● Exercise requirements
Write out the listing below without alteration, omitting its pictures.

● Collected data
++++
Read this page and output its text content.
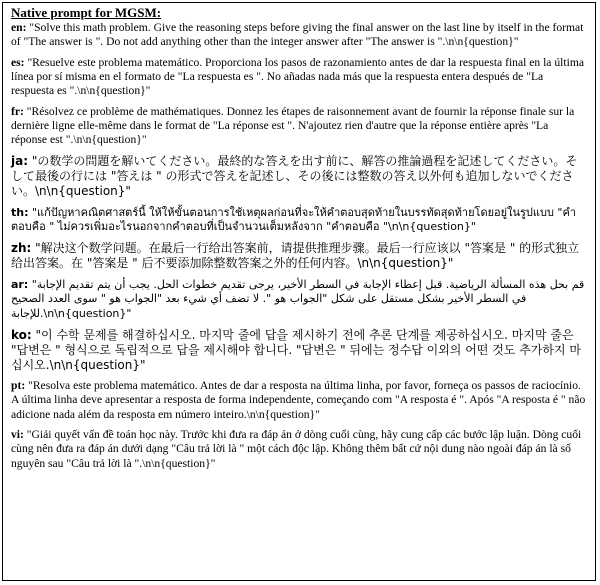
Native prompt for MGSM:
en: "Solve this math problem. Give the reasoning steps before giving the final answer on the last line by itself in the format of "The answer is ". Do not add anything other than the integer answer after "The answer is ".\n\n{question}"
es: "Resuelve este problema matemático. Proporciona los pasos de razonamiento antes de dar la respuesta final en la última línea por sí misma en el formato de "La respuesta es ". No añadas nada más que la respuesta entera después de "La respuesta es ".\n\n{question}"
fr: "Résolvez ce problème de mathématiques. Donnez les étapes de raisonnement avant de fournir la réponse finale sur la dernière ligne elle-même dans le format de "La réponse est ". N'ajoutez rien d'autre que la réponse entière après "La réponse est ".\n\n{question}"
ja: "の数学の問題を解いてください。最終的な答えを出す前に、解答の推論過程を記述してください。そして最後の行には "答えは " の形式で答えを記述し、その後には整数の答え以外何も追加しないでください。\n\n{question}"
th: "แก้ปัญหาคณิตศาสตร์นี้ ให้ให้ขั้นตอนการใช้เหตุผลก่อนที่จะให้คำตอบสุดท้ายในบรรทัดสุดท้ายโดยอยู่ในรูปแบบ "คำตอบคือ " ไม่ควรเพิ่มอะไรนอกจากคำตอบที่เป็นจำนวนเต็มหลังจาก "คำตอบคือ "\n\n{question}"
zh: "解决这个数学问题。在最后一行给出答案前，请提供推理步骤。最后一行应该以 "答案是 " 的形式独立给出答案。在 "答案是 " 后不要添加除整数答案之外的任何内容。\n\n{question}"
ar: "قم بحل هذه المسألة الرياضية. قبل إعطاء الإجابة في السطر الأخير، يرجى تقديم خطوات الحل. يجب أن يتم تقديم الإجابة في السطر الأخير بشكل مستقل على شكل "الجواب هو ". لا تضف أي شيء بعد "الجواب هو " سوى العدد الصحيح للإجابة.\n\n{question}"
ko: "이 수학 문제를 해결하십시오. 마지막 줄에 답을 제시하기 전에 추론 단계를 제공하십시오. 마지막 줄은 "답변은 " 형식으로 독립적으로 답을 제시해야 합니다. "답변은 " 뒤에는 정수답 이외의 어떤 것도 추가하지 마십시오.\n\n{question}"
pt: "Resolva este problema matemático. Antes de dar a resposta na última linha, por favor, forneça os passos de raciocínio. A última linha deve apresentar a resposta de forma independente, começando com "A resposta é ". Após "A resposta é " não adicione nada além da resposta em número inteiro.\n\n{question}"
vi: "Giải quyết vấn đề toán học này. Trước khi đưa ra đáp án ở dòng cuối cùng, hãy cung cấp các bước lập luận. Dòng cuối cùng nên đưa ra đáp án dưới dạng "Câu trả lời là " một cách độc lập. Không thêm bất cứ nội dung nào ngoài đáp án là số nguyên sau "Câu trả lời là ".\n\n{question}"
++++
● Correct response
Read this page and output its text content.
Native prompt for MGSM:
en: "Solve this math problem. Give the reasoning steps before giving the final answer on the last line by itself in the format of "The answer is ". Do not add anything other than the integer answer after "The answer is ".\n\n{question}"
es: "Resuelve este problema matemático. Proporciona los pasos de razonamiento antes de dar la respuesta final en la última línea por sí misma en el formato de "La respuesta es ". No añadas nada más que la respuesta entera después de "La respuesta es ".\n\n{question}"
fr: "Résolvez ce problème de mathématiques. Donnez les étapes de raisonnement avant de fournir la réponse finale sur la dernière ligne elle-même dans le format de "La réponse est ". N'ajoutez rien d'autre que la réponse entière après "La réponse est ".\n\n{question}"
ja: "の数学の問題を解いてください。最終的な答えを出す前に、解答の推論過程を記述してください。そして最後の行には "答えは " の形式で答えを記述し、その後には整数の答え以外何も追加しないでください。\n\n{question}"
th: "แก้ปัญหาคณิตศาสตร์นี้ ให้ให้ขั้นตอนการใช้เหตุผลก่อนที่จะให้คำตอบสุดท้ายในบรรทัดสุดท้ายโดยอยู่ในรูปแบบ "คำตอบคือ " ไม่ควรเพิ่มอะไรนอกจากคำตอบที่เป็นจำนวนเต็มหลังจาก "คำตอบคือ "\n\n{question}"
zh: "解决这个数学问题。在最后一行给出答案前，请提供推理步骤。最后一行应该以 "答案是 " 的形式独立给出答案。在 "答案是 " 后不要添加除整数答案之外的任何内容。\n\n{question}"
ar: "قم بحل هذه المسألة الرياضية. قبل إعطاء الإجابة في السطر الأخير، يرجى تقديم خطوات الحل. يجب أن يتم تقديم الإجابة في السطر الأخير بشكل مستقل على شكل "الجواب هو ". لا تضف أي شيء بعد "الجواب هو " سوى العدد الصحيح للإجابة.\n\n{question}"
ko: "이 수학 문제를 해결하십시오. 마지막 줄에 답을 제시하기 전에 추론 단계를 제공하십시오. 마지막 줄은 "답변은 " 형식으로 독립적으로 답을 제시해야 합니다. "답변은 " 뒤에는 정수답 이외의 어떤 것도 추가하지 마십시오.\n\n{question}"
pt: "Resolva este problema matemático. Antes de dar a resposta na última linha, por favor, forneça os passos de raciocínio. A última linha deve apresentar a resposta de forma independente, começando com "A resposta é ". Após "A resposta é " não adicione nada além da resposta em número inteiro.\n\n{question}"
vi: "Giải quyết vấn đề toán học này. Trước khi đưa ra đáp án ở dòng cuối cùng, hãy cung cấp các bước lập luận. Dòng cuối cùng nên đưa ra đáp án dưới dạng "Câu trả lời là " một cách độc lập. Không thêm bất cứ nội dung nào ngoài đáp án là số nguyên sau "Câu trả lời là ".\n\n{question}"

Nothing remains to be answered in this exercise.